- **EXERCISE DESCRIPTION**
Take the lines from the one containing "Enumerate this screenshot's" through the final line below and restate them exactly. Omit the pictures.

==== DATA SECTION

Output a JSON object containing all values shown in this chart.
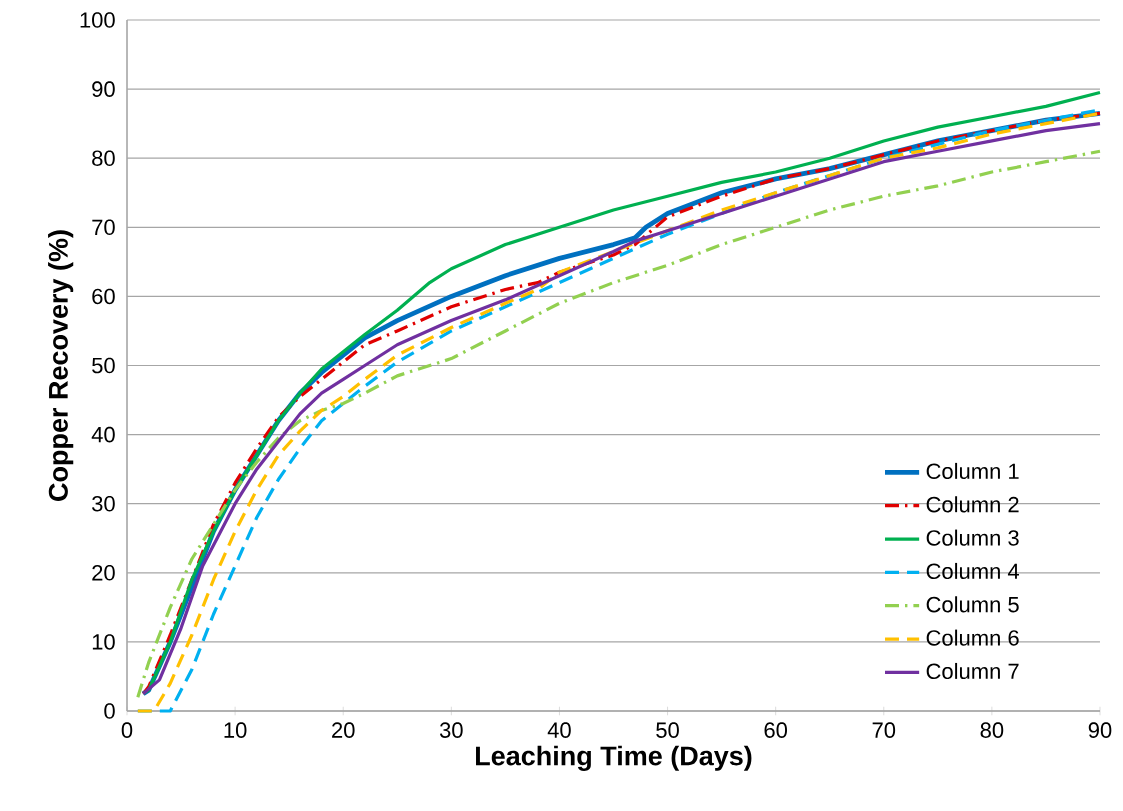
{
  "chart_data": {
    "type": "line",
    "xlabel": "Leaching Time (Days)",
    "ylabel": "Copper Recovery (%)",
    "xlim": [
      0,
      90
    ],
    "xticks": [
      0,
      10,
      20,
      30,
      40,
      50,
      60,
      70,
      80,
      90
    ],
    "ylim": [
      0,
      100
    ],
    "yticks": [
      0,
      10,
      20,
      30,
      40,
      50,
      60,
      70,
      80,
      90,
      100
    ],
    "grid": "y",
    "legend": "bottom right",
    "marker": "none",
    "series": [
      {
        "name": "Column 1",
        "color": "#0070c0",
        "line_style": "solid",
        "x": [
          1.5,
          2,
          4,
          6,
          8,
          10,
          12,
          14,
          16,
          18,
          20,
          22,
          25,
          30,
          35,
          40,
          45,
          47,
          48,
          50,
          55,
          60,
          65,
          70,
          75,
          80,
          85,
          90
        ],
        "values": [
          2.5,
          3,
          10,
          18,
          26,
          32,
          37,
          42,
          46,
          49,
          51.5,
          54,
          56.5,
          60,
          63,
          65.5,
          67.5,
          68.5,
          70,
          72,
          75,
          77,
          78.5,
          80.5,
          82.5,
          84,
          85.5,
          86.5
        ]
      },
      {
        "name": "Column 2",
        "color": "#e00000",
        "line_style": "dashdot",
        "x": [
          1.5,
          2,
          4,
          6,
          8,
          10,
          12,
          14,
          16,
          18,
          20,
          22,
          25,
          30,
          35,
          38,
          40,
          45,
          47,
          50,
          55,
          60,
          65,
          70,
          75,
          80,
          85,
          90
        ],
        "values": [
          2.5,
          3.5,
          11,
          19,
          27,
          33,
          38,
          42.5,
          45.5,
          48,
          50.5,
          53,
          55,
          58.5,
          61,
          62,
          63.5,
          66,
          67.5,
          71.5,
          74.5,
          77,
          78.5,
          80.5,
          82.5,
          84,
          85.5,
          86.5
        ]
      },
      {
        "name": "Column 3",
        "color": "#00b050",
        "line_style": "solid",
        "x": [
          1.5,
          2,
          4,
          6,
          8,
          10,
          12,
          14,
          16,
          18,
          20,
          22,
          25,
          28,
          30,
          35,
          40,
          45,
          50,
          55,
          60,
          65,
          70,
          75,
          80,
          85,
          90
        ],
        "values": [
          2.5,
          3,
          10,
          19,
          26,
          32,
          37,
          42,
          46,
          49.5,
          52,
          54.5,
          58,
          62,
          64,
          67.5,
          70,
          72.5,
          74.5,
          76.5,
          78,
          80,
          82.5,
          84.5,
          86,
          87.5,
          89.5
        ]
      },
      {
        "name": "Column 4",
        "color": "#00b0f0",
        "line_style": "dashed",
        "x": [
          1,
          4,
          6,
          8,
          10,
          12,
          14,
          16,
          18,
          20,
          22,
          25,
          30,
          35,
          40,
          45,
          50,
          55,
          60,
          65,
          70,
          75,
          80,
          85,
          90
        ],
        "values": [
          0,
          0,
          6,
          14,
          21,
          28,
          33.5,
          38,
          42,
          44.5,
          47,
          50.5,
          55,
          58.5,
          62,
          65.5,
          69,
          72,
          75,
          77.5,
          80,
          82,
          84,
          85.5,
          87
        ]
      },
      {
        "name": "Column 5",
        "color": "#92d050",
        "line_style": "dashdot",
        "x": [
          1,
          2,
          4,
          6,
          8,
          10,
          12,
          14,
          16,
          18,
          20,
          22,
          25,
          30,
          35,
          40,
          45,
          50,
          55,
          60,
          65,
          70,
          75,
          80,
          85,
          90
        ],
        "values": [
          2,
          7,
          15,
          22,
          27,
          32,
          36,
          39.5,
          42,
          43.5,
          44.5,
          46,
          48.5,
          51,
          55,
          59,
          62,
          64.5,
          67.5,
          70,
          72.5,
          74.5,
          76,
          78,
          79.5,
          81
        ]
      },
      {
        "name": "Column 6",
        "color": "#ffc000",
        "line_style": "dashed",
        "x": [
          1,
          2.5,
          4,
          6,
          8,
          10,
          12,
          14,
          16,
          18,
          20,
          22,
          25,
          30,
          35,
          38,
          40,
          45,
          50,
          55,
          60,
          65,
          70,
          75,
          80,
          85,
          90
        ],
        "values": [
          0,
          0,
          4,
          11,
          19,
          26,
          32,
          37,
          40.5,
          43.5,
          45.5,
          48,
          51.5,
          55.5,
          59,
          61,
          63.5,
          66.5,
          69.5,
          72.5,
          75,
          77.5,
          80,
          81.5,
          83.5,
          85,
          86.5
        ]
      },
      {
        "name": "Column 7",
        "color": "#7030a0",
        "line_style": "solid",
        "x": [
          1.5,
          3,
          5,
          7,
          10,
          12,
          14,
          16,
          18,
          20,
          22,
          25,
          30,
          35,
          40,
          45,
          47,
          50,
          55,
          60,
          65,
          70,
          75,
          80,
          85,
          90
        ],
        "values": [
          2.5,
          4.5,
          12,
          21,
          30,
          35,
          39,
          43,
          46,
          48,
          50,
          53,
          56.5,
          59.5,
          63,
          66.5,
          68,
          69.5,
          72,
          74.5,
          77,
          79.5,
          81,
          82.5,
          84,
          85
        ]
      }
    ]
  }
}
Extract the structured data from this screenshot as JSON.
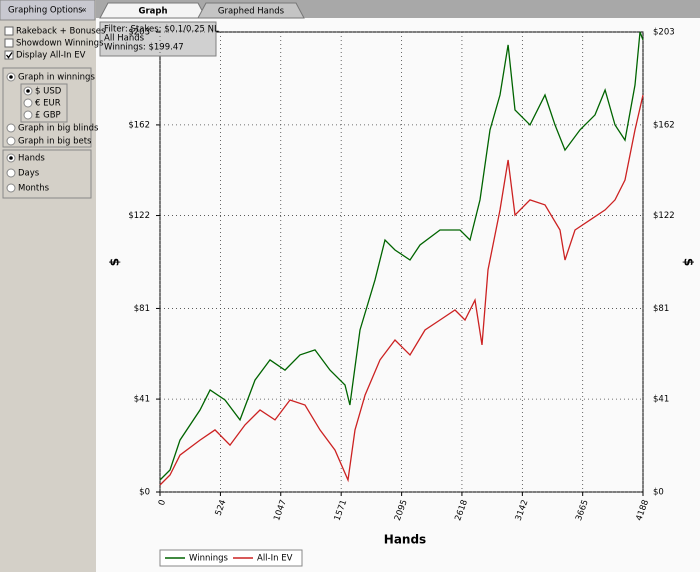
{
  "sidebar": {
    "title": "Graphing Options",
    "collapse": "«",
    "checkboxes": [
      {
        "label": "Rakeback + Bonuses",
        "checked": false
      },
      {
        "label": "Showdown Winnings",
        "checked": false
      },
      {
        "label": "Display All-In EV",
        "checked": true
      }
    ],
    "unit_options": [
      {
        "label": "Graph in winnings",
        "selected": true
      },
      {
        "label": "Graph in big blinds",
        "selected": false
      },
      {
        "label": "Graph in big bets",
        "selected": false
      }
    ],
    "currency_options": [
      {
        "label": "$ USD",
        "selected": true
      },
      {
        "label": "€ EUR",
        "selected": false
      },
      {
        "label": "£ GBP",
        "selected": false
      }
    ],
    "period_options": [
      {
        "label": "Hands",
        "selected": true
      },
      {
        "label": "Days",
        "selected": false
      },
      {
        "label": "Months",
        "selected": false
      }
    ]
  },
  "tabs": [
    {
      "label": "Graph",
      "active": true
    },
    {
      "label": "Graphed Hands",
      "active": false
    }
  ],
  "filter_box": [
    "Filter: Stakes: $0.1/0.25 NL",
    "All Hands",
    "Winnings: $199.47"
  ],
  "chart_data": {
    "type": "line",
    "x_label": "Hands",
    "y_label": "$",
    "xlim": [
      0,
      4188
    ],
    "xticks": [
      0,
      524,
      1047,
      1571,
      2095,
      2618,
      3142,
      3665,
      4188
    ],
    "ylim": [
      0,
      203
    ],
    "yticks": [
      {
        "value": 0,
        "label": "$0"
      },
      {
        "value": 41,
        "label": "$41"
      },
      {
        "value": 81,
        "label": "$81"
      },
      {
        "value": 122,
        "label": "$122"
      },
      {
        "value": 162,
        "label": "$162"
      },
      {
        "value": 203,
        "label": "$203"
      }
    ],
    "grid": true,
    "series": [
      {
        "name": "Winnings",
        "color": "#006400",
        "x": [
          0,
          87,
          173,
          347,
          434,
          564,
          694,
          824,
          954,
          1084,
          1214,
          1344,
          1474,
          1604,
          1647,
          1734,
          1864,
          1951,
          2038,
          2168,
          2254,
          2428,
          2601,
          2688,
          2775,
          2861,
          2948,
          3018,
          3078,
          3208,
          3338,
          3425,
          3512,
          3642,
          3772,
          3859,
          3945,
          4032,
          4119,
          4162,
          4188
        ],
        "values": [
          5.3,
          9.7,
          22.9,
          36.2,
          45.0,
          40.6,
          31.8,
          49.4,
          58.3,
          53.8,
          60.5,
          62.7,
          53.8,
          47.2,
          38.4,
          71.5,
          93.6,
          111.2,
          106.8,
          102.4,
          109.0,
          115.6,
          115.6,
          111.2,
          128.9,
          159.8,
          175.2,
          197.3,
          168.6,
          162.0,
          175.2,
          162.0,
          150.9,
          159.8,
          166.4,
          177.4,
          162.0,
          155.3,
          179.6,
          203.0,
          199.47
        ]
      },
      {
        "name": "All-In EV",
        "color": "#cc2222",
        "x": [
          0,
          87,
          173,
          347,
          477,
          607,
          737,
          867,
          997,
          1127,
          1257,
          1387,
          1517,
          1630,
          1691,
          1778,
          1908,
          2038,
          2168,
          2298,
          2428,
          2558,
          2645,
          2731,
          2792,
          2844,
          2948,
          3018,
          3078,
          3208,
          3338,
          3468,
          3512,
          3598,
          3728,
          3859,
          3945,
          4032,
          4119,
          4188
        ],
        "values": [
          3.1,
          7.5,
          16.3,
          22.9,
          27.4,
          20.7,
          29.6,
          36.2,
          31.8,
          40.6,
          38.4,
          27.4,
          18.5,
          5.3,
          27.4,
          42.8,
          58.3,
          67.1,
          60.5,
          71.5,
          75.9,
          80.3,
          75.9,
          84.7,
          64.9,
          98.0,
          124.5,
          146.5,
          122.2,
          128.9,
          126.7,
          115.6,
          102.4,
          115.6,
          120.0,
          124.5,
          128.9,
          137.7,
          159.8,
          175.2
        ]
      }
    ]
  }
}
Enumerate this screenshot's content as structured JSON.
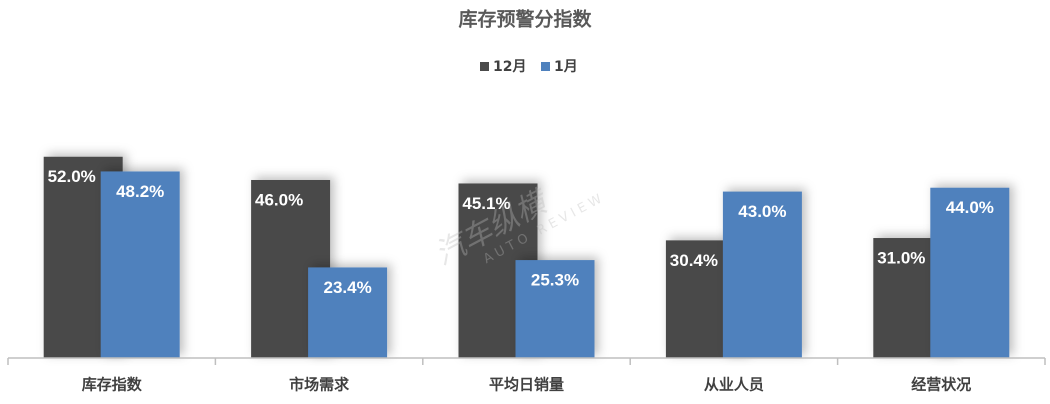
{
  "chart_data": {
    "type": "bar",
    "title": "库存预警分指数",
    "categories": [
      "库存指数",
      "市场需求",
      "平均日销量",
      "从业人员",
      "经营状况"
    ],
    "series": [
      {
        "name": "12月",
        "color": "#4a4a4a",
        "values": [
          52.0,
          46.0,
          45.1,
          30.4,
          31.0
        ],
        "value_labels": [
          "52.0%",
          "46.0%",
          "45.1%",
          "30.4%",
          "31.0%"
        ]
      },
      {
        "name": "1月",
        "color": "#4f81bd",
        "values": [
          48.2,
          23.4,
          25.3,
          43.0,
          44.0
        ],
        "value_labels": [
          "48.2%",
          "23.4%",
          "25.3%",
          "43.0%",
          "44.0%"
        ]
      }
    ],
    "legend": "top",
    "watermark": [
      "汽车纵横",
      "AUTO REVIEW"
    ]
  }
}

========

- **WRITTEN ANSWER**
Enumerate this screenshot's content as structured JSON.
{
  "chart_data": {
    "type": "bar",
    "title": "库存预警分指数",
    "categories": [
      "库存指数",
      "市场需求",
      "平均日销量",
      "从业人员",
      "经营状况"
    ],
    "series": [
      {
        "name": "12月",
        "color": "#4a4a4a",
        "values": [
          52.0,
          46.0,
          45.1,
          30.4,
          31.0
        ],
        "value_labels": [
          "52.0%",
          "46.0%",
          "45.1%",
          "30.4%",
          "31.0%"
        ]
      },
      {
        "name": "1月",
        "color": "#4f81bd",
        "values": [
          48.2,
          23.4,
          25.3,
          43.0,
          44.0
        ],
        "value_labels": [
          "48.2%",
          "23.4%",
          "25.3%",
          "43.0%",
          "44.0%"
        ]
      }
    ],
    "legend": "top",
    "watermark": [
      "汽车纵横",
      "AUTO REVIEW"
    ]
  }
}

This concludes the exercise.